Task directions:
Restate the data word for word and leave the images out.

Data:
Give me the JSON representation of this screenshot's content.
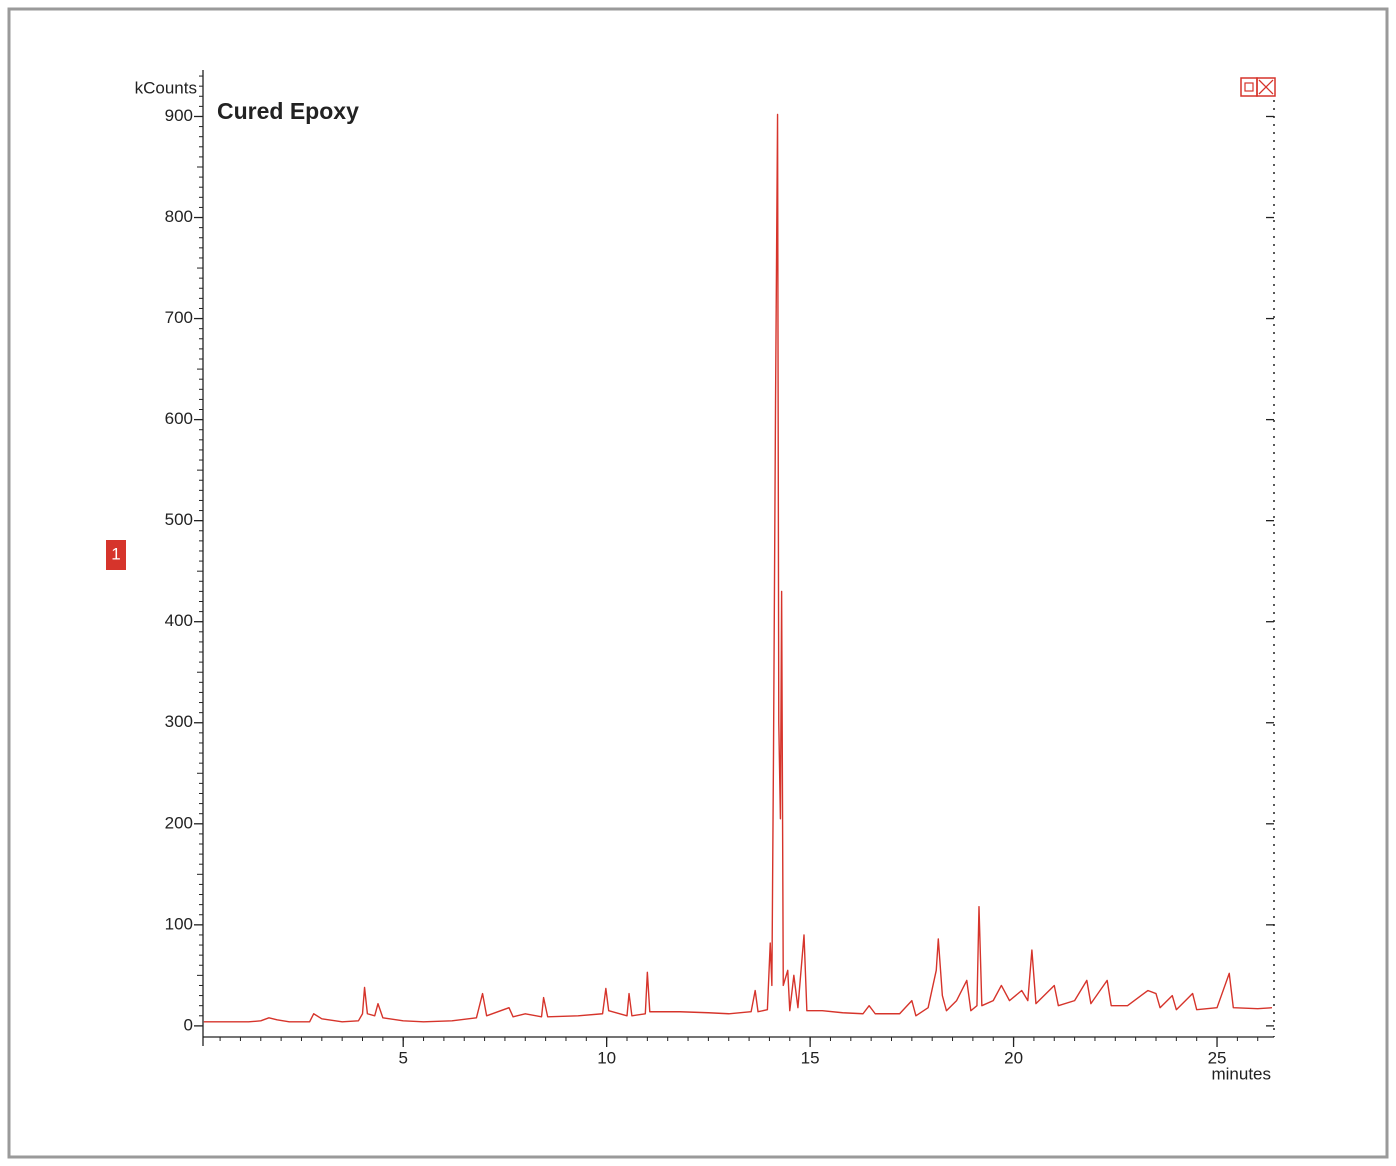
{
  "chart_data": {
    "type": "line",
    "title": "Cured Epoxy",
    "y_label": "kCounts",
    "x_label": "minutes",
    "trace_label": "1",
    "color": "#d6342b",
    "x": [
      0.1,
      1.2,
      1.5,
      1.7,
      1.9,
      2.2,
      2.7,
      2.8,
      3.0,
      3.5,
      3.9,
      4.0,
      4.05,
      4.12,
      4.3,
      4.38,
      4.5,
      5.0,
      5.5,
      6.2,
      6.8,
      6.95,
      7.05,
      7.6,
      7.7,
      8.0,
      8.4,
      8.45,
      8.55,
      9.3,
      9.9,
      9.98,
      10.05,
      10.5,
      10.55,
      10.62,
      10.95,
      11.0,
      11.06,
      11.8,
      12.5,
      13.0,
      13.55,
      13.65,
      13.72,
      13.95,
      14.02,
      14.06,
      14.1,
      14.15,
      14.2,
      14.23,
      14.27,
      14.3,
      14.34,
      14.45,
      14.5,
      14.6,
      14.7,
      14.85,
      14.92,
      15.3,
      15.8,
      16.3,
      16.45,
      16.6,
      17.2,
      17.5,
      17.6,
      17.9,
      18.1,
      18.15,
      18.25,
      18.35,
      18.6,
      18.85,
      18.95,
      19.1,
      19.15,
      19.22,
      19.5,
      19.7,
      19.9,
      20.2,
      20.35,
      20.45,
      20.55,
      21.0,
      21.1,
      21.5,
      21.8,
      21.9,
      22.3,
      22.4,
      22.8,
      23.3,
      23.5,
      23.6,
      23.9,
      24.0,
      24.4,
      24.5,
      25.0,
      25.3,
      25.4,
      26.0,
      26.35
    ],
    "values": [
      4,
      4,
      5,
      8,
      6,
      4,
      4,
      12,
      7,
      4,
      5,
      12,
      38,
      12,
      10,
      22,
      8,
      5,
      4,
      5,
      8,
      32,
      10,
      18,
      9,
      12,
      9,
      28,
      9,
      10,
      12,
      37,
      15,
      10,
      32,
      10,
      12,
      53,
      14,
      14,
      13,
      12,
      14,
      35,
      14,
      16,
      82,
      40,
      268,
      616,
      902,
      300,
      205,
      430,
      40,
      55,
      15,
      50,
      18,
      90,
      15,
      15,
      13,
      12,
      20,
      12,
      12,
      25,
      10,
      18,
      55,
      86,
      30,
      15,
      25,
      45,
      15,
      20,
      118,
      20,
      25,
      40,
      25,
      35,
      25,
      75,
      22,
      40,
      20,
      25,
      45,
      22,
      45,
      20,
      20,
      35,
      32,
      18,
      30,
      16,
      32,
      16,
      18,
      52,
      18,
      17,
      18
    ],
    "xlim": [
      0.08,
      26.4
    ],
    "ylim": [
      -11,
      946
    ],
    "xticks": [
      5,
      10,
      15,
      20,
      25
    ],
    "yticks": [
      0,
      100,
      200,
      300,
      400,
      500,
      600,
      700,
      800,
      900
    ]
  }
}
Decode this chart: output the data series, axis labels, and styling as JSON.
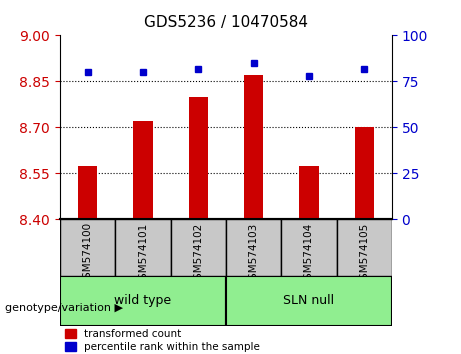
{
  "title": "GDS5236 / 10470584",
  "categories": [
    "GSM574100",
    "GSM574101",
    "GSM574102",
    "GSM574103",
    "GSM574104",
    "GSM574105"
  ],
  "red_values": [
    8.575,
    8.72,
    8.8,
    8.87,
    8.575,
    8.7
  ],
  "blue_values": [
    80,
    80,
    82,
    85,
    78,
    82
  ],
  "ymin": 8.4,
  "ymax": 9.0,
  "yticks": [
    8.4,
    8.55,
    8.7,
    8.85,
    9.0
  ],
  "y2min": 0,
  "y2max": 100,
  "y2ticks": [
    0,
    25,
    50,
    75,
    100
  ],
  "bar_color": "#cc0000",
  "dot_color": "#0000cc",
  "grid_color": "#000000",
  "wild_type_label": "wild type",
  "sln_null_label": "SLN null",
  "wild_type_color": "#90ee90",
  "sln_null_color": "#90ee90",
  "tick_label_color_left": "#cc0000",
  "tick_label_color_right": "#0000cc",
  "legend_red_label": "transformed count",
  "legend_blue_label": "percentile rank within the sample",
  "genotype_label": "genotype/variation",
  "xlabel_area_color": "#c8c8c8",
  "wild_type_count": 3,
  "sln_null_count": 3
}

Exercise response:
Give me the JSON representation of this screenshot's content.
{
  "chart_data": {
    "type": "line",
    "title": "Cured Epoxy",
    "y_label": "kCounts",
    "x_label": "minutes",
    "trace_label": "1",
    "color": "#d6342b",
    "x": [
      0.1,
      1.2,
      1.5,
      1.7,
      1.9,
      2.2,
      2.7,
      2.8,
      3.0,
      3.5,
      3.9,
      4.0,
      4.05,
      4.12,
      4.3,
      4.38,
      4.5,
      5.0,
      5.5,
      6.2,
      6.8,
      6.95,
      7.05,
      7.6,
      7.7,
      8.0,
      8.4,
      8.45,
      8.55,
      9.3,
      9.9,
      9.98,
      10.05,
      10.5,
      10.55,
      10.62,
      10.95,
      11.0,
      11.06,
      11.8,
      12.5,
      13.0,
      13.55,
      13.65,
      13.72,
      13.95,
      14.02,
      14.06,
      14.1,
      14.15,
      14.2,
      14.23,
      14.27,
      14.3,
      14.34,
      14.45,
      14.5,
      14.6,
      14.7,
      14.85,
      14.92,
      15.3,
      15.8,
      16.3,
      16.45,
      16.6,
      17.2,
      17.5,
      17.6,
      17.9,
      18.1,
      18.15,
      18.25,
      18.35,
      18.6,
      18.85,
      18.95,
      19.1,
      19.15,
      19.22,
      19.5,
      19.7,
      19.9,
      20.2,
      20.35,
      20.45,
      20.55,
      21.0,
      21.1,
      21.5,
      21.8,
      21.9,
      22.3,
      22.4,
      22.8,
      23.3,
      23.5,
      23.6,
      23.9,
      24.0,
      24.4,
      24.5,
      25.0,
      25.3,
      25.4,
      26.0,
      26.35
    ],
    "values": [
      4,
      4,
      5,
      8,
      6,
      4,
      4,
      12,
      7,
      4,
      5,
      12,
      38,
      12,
      10,
      22,
      8,
      5,
      4,
      5,
      8,
      32,
      10,
      18,
      9,
      12,
      9,
      28,
      9,
      10,
      12,
      37,
      15,
      10,
      32,
      10,
      12,
      53,
      14,
      14,
      13,
      12,
      14,
      35,
      14,
      16,
      82,
      40,
      268,
      616,
      902,
      300,
      205,
      430,
      40,
      55,
      15,
      50,
      18,
      90,
      15,
      15,
      13,
      12,
      20,
      12,
      12,
      25,
      10,
      18,
      55,
      86,
      30,
      15,
      25,
      45,
      15,
      20,
      118,
      20,
      25,
      40,
      25,
      35,
      25,
      75,
      22,
      40,
      20,
      25,
      45,
      22,
      45,
      20,
      20,
      35,
      32,
      18,
      30,
      16,
      32,
      16,
      18,
      52,
      18,
      17,
      18
    ],
    "xlim": [
      0.08,
      26.4
    ],
    "ylim": [
      -11,
      946
    ],
    "xticks": [
      5,
      10,
      15,
      20,
      25
    ],
    "yticks": [
      0,
      100,
      200,
      300,
      400,
      500,
      600,
      700,
      800,
      900
    ]
  }
}
Decode this chart: output the data series, axis labels, and styling as JSON.
{
  "title": "GDS5236 / 10470584",
  "categories": [
    "GSM574100",
    "GSM574101",
    "GSM574102",
    "GSM574103",
    "GSM574104",
    "GSM574105"
  ],
  "red_values": [
    8.575,
    8.72,
    8.8,
    8.87,
    8.575,
    8.7
  ],
  "blue_values": [
    80,
    80,
    82,
    85,
    78,
    82
  ],
  "ymin": 8.4,
  "ymax": 9.0,
  "yticks": [
    8.4,
    8.55,
    8.7,
    8.85,
    9.0
  ],
  "y2min": 0,
  "y2max": 100,
  "y2ticks": [
    0,
    25,
    50,
    75,
    100
  ],
  "bar_color": "#cc0000",
  "dot_color": "#0000cc",
  "grid_color": "#000000",
  "wild_type_label": "wild type",
  "sln_null_label": "SLN null",
  "wild_type_color": "#90ee90",
  "sln_null_color": "#90ee90",
  "tick_label_color_left": "#cc0000",
  "tick_label_color_right": "#0000cc",
  "legend_red_label": "transformed count",
  "legend_blue_label": "percentile rank within the sample",
  "genotype_label": "genotype/variation",
  "xlabel_area_color": "#c8c8c8",
  "wild_type_count": 3,
  "sln_null_count": 3
}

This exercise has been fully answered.